● **Task statement**
Please list all lines of the material below in which the string "Disk" occurs.

(Stored data)
+===+

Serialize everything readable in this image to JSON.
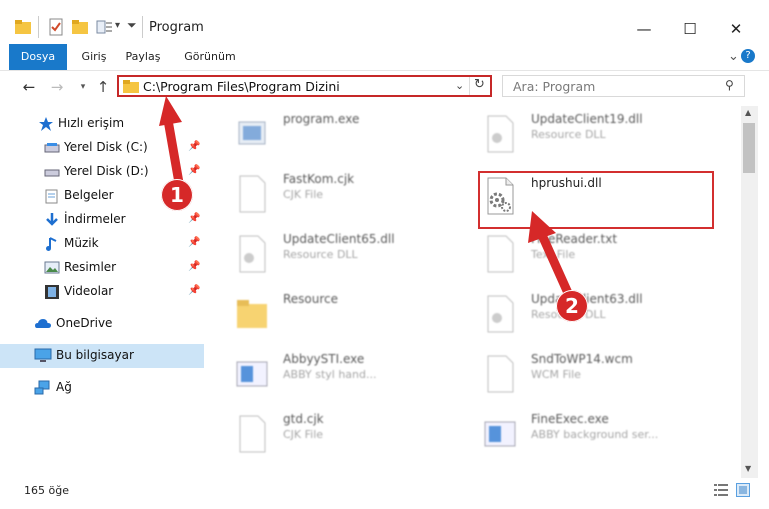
{
  "window": {
    "title": "Program",
    "minimize": "—",
    "maximize": "☐",
    "close": "✕"
  },
  "ribbon": {
    "tabs": [
      "Dosya",
      "Giriş",
      "Paylaş",
      "Görünüm"
    ],
    "collapse": "⌄",
    "help": "?"
  },
  "nav": {
    "address": "C:\\Program Files\\Program Dizini",
    "search_placeholder": "Ara: Program"
  },
  "sidebar": {
    "items": [
      {
        "label": "Hızlı erişim",
        "icon": "star-icon"
      },
      {
        "label": "Yerel Disk (C:)",
        "icon": "drive-icon"
      },
      {
        "label": "Yerel Disk (D:)",
        "icon": "drive-icon"
      },
      {
        "label": "Belgeler",
        "icon": "documents-icon"
      },
      {
        "label": "İndirmeler",
        "icon": "downloads-icon"
      },
      {
        "label": "Müzik",
        "icon": "music-icon"
      },
      {
        "label": "Resimler",
        "icon": "pictures-icon"
      },
      {
        "label": "Videolar",
        "icon": "videos-icon"
      },
      {
        "label": "OneDrive",
        "icon": "cloud-icon"
      },
      {
        "label": "Bu bilgisayar",
        "icon": "computer-icon"
      },
      {
        "label": "Ağ",
        "icon": "network-icon"
      }
    ]
  },
  "files": {
    "left": [
      {
        "name": "program.exe",
        "type": ""
      },
      {
        "name": "FastKom.cjk",
        "type": "CJK File"
      },
      {
        "name": "UpdateClient65.dll",
        "type": "Resource DLL"
      },
      {
        "name": "Resource",
        "type": ""
      },
      {
        "name": "AbbyySTI.exe",
        "type": "ABBY styl hand..."
      },
      {
        "name": "gtd.cjk",
        "type": "CJK File"
      }
    ],
    "right": [
      {
        "name": "UpdateClient19.dll",
        "type": "Resource DLL"
      },
      {
        "name": "hprushui.dll",
        "type": ""
      },
      {
        "name": "FineReader.txt",
        "type": "Text File"
      },
      {
        "name": "UpdateClient63.dll",
        "type": "Resource DLL"
      },
      {
        "name": "SndToWP14.wcm",
        "type": "WCM File"
      },
      {
        "name": "FineExec.exe",
        "type": "ABBY background ser..."
      }
    ]
  },
  "callouts": {
    "one": "1",
    "two": "2"
  },
  "status": {
    "count": "165 öğe"
  },
  "colors": {
    "accent": "#1979ca",
    "callout": "#d62828",
    "selection": "#cce4f7"
  }
}
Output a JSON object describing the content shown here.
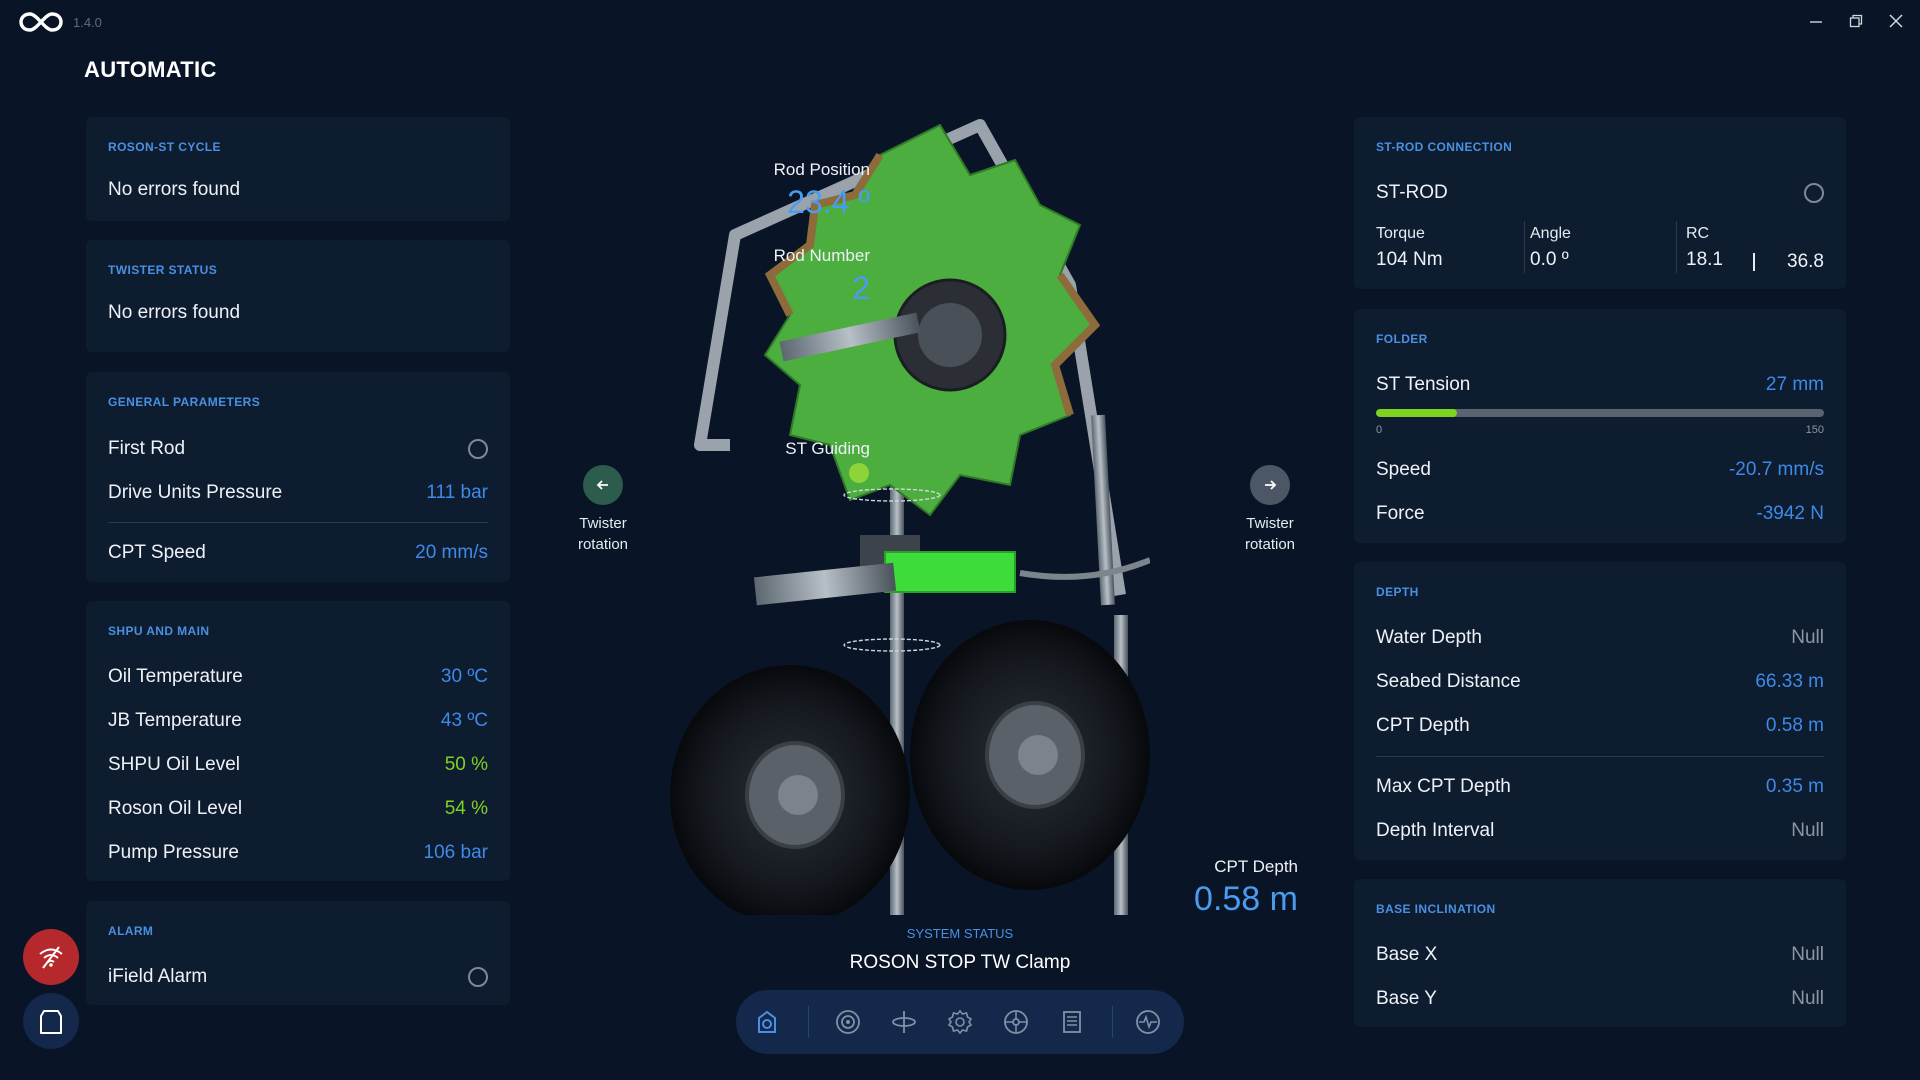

+===+

● **Written response**
        "label": "Yerel Disk (C:)",
        "label": "Yerel Disk (D:)",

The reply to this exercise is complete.